= Stated exercise =
Collect all lines below with the string "title".

= Task input =
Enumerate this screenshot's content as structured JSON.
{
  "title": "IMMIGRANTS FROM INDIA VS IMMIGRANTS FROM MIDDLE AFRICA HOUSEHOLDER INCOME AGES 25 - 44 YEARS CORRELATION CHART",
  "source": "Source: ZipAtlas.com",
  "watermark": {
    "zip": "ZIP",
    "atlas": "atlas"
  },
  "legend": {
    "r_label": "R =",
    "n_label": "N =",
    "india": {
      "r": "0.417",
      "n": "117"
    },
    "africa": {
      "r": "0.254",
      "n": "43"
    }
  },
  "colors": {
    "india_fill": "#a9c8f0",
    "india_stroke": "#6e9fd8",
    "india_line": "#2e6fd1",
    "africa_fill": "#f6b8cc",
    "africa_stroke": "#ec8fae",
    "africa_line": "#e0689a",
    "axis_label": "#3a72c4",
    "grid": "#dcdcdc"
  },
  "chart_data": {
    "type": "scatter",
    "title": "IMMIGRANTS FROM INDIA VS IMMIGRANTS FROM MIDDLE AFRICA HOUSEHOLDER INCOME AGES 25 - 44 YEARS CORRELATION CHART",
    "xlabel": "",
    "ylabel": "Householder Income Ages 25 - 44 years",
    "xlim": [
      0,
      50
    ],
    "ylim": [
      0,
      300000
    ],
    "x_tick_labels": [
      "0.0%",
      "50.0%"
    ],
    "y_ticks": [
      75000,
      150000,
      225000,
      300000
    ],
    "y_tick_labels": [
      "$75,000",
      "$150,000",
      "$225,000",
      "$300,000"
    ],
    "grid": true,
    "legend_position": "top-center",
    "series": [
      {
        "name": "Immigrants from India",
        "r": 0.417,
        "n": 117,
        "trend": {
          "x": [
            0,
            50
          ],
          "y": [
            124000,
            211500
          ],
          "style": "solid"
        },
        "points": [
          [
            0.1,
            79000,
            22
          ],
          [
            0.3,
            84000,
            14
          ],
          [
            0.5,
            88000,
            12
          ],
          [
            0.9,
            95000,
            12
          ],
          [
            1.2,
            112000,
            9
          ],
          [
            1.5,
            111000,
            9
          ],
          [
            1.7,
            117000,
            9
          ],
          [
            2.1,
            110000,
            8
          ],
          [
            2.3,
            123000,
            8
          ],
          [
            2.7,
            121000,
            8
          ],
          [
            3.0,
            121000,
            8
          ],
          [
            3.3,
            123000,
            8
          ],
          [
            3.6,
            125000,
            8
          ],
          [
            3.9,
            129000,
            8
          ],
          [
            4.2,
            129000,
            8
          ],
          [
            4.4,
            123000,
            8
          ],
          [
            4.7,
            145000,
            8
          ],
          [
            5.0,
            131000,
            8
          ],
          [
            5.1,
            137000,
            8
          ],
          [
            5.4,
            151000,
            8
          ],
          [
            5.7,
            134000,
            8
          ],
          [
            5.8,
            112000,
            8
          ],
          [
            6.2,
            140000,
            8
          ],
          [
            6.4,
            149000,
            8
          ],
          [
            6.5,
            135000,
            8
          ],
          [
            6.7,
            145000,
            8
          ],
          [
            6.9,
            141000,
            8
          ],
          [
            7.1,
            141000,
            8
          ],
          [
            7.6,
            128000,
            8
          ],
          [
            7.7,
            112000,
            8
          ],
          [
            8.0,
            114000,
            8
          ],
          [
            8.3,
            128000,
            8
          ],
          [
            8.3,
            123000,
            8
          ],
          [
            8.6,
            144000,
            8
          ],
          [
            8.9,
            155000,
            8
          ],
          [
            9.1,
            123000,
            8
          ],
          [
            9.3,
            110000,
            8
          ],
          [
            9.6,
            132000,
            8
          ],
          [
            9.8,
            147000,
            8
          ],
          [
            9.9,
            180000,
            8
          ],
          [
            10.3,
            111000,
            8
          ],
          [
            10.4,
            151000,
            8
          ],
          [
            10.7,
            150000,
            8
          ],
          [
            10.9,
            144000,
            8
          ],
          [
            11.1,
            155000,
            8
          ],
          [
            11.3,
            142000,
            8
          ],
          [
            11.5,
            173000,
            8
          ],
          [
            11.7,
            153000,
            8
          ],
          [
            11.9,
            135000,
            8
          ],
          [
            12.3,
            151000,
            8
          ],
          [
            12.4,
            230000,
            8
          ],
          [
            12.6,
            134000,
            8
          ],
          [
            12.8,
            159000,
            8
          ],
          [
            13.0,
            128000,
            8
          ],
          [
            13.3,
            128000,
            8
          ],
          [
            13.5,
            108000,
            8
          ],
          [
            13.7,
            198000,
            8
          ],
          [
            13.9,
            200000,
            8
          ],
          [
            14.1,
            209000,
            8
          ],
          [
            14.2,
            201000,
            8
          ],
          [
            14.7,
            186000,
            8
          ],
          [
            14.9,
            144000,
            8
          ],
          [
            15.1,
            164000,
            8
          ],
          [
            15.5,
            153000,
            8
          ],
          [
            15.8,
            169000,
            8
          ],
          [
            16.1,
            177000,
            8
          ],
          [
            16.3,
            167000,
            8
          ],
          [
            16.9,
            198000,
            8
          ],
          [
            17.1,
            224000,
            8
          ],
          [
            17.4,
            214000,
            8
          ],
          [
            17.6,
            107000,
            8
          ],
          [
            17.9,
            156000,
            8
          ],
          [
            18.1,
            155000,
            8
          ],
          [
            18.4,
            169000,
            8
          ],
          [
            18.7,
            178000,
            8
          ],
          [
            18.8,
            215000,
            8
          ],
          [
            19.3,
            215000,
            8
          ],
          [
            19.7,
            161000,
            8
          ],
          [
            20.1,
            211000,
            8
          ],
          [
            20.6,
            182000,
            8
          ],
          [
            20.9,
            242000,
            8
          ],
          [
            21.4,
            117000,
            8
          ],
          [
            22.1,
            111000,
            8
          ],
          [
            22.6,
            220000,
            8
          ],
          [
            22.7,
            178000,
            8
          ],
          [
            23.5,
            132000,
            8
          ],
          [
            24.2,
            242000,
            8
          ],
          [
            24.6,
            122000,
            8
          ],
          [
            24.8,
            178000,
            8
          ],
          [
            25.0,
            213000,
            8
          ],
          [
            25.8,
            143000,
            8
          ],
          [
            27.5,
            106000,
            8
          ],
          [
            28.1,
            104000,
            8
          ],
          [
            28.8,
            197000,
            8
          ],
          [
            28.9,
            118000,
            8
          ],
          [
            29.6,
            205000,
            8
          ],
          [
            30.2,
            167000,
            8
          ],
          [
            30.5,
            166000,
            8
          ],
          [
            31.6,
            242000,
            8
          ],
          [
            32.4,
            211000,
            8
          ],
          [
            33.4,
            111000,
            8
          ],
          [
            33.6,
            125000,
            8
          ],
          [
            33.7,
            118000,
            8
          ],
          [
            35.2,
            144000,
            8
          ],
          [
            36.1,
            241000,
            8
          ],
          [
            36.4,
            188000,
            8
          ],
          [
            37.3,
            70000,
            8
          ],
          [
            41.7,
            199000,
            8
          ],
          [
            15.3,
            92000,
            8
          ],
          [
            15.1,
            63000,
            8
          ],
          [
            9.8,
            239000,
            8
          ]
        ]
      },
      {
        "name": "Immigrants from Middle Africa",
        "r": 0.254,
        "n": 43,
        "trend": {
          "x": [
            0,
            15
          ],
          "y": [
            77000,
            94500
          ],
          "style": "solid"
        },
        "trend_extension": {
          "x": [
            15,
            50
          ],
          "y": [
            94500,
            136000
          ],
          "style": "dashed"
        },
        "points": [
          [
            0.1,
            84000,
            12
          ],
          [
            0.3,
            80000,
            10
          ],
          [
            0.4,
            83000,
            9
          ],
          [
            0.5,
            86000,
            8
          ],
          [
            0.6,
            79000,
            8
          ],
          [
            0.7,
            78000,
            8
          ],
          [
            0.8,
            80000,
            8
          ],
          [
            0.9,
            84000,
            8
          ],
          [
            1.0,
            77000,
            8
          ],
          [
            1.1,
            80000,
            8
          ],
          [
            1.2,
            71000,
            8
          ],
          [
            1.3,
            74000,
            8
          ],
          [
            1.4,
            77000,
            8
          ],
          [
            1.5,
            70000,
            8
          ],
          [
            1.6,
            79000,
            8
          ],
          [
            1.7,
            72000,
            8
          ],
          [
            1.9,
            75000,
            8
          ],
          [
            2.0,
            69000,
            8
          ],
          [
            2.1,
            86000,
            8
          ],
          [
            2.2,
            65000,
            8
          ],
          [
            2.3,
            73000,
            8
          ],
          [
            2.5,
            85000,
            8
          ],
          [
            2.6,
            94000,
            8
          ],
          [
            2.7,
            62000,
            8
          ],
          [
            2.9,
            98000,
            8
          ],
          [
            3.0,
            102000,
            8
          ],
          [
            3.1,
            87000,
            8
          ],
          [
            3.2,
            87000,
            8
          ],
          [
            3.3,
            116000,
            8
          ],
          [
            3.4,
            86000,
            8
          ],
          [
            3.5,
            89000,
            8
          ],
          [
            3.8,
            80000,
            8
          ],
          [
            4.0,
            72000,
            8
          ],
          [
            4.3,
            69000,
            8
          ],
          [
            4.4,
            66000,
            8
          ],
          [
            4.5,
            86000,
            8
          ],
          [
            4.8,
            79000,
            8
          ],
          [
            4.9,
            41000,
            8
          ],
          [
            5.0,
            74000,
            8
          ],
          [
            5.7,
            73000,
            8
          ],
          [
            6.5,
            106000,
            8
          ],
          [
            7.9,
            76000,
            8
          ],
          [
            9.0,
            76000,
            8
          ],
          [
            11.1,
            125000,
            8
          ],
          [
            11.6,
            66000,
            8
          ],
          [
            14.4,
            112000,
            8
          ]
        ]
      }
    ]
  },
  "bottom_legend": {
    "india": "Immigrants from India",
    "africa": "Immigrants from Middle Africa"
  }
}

= Output below =
  "title": "IMMIGRANTS FROM INDIA VS IMMIGRANTS FROM MIDDLE AFRICA HOUSEHOLDER INCOME AGES 25 - 44 YEARS CORRELATION CHART",
    "title": "IMMIGRANTS FROM INDIA VS IMMIGRANTS FROM MIDDLE AFRICA HOUSEHOLDER INCOME AGES 25 - 44 YEARS CORRELATION CHART",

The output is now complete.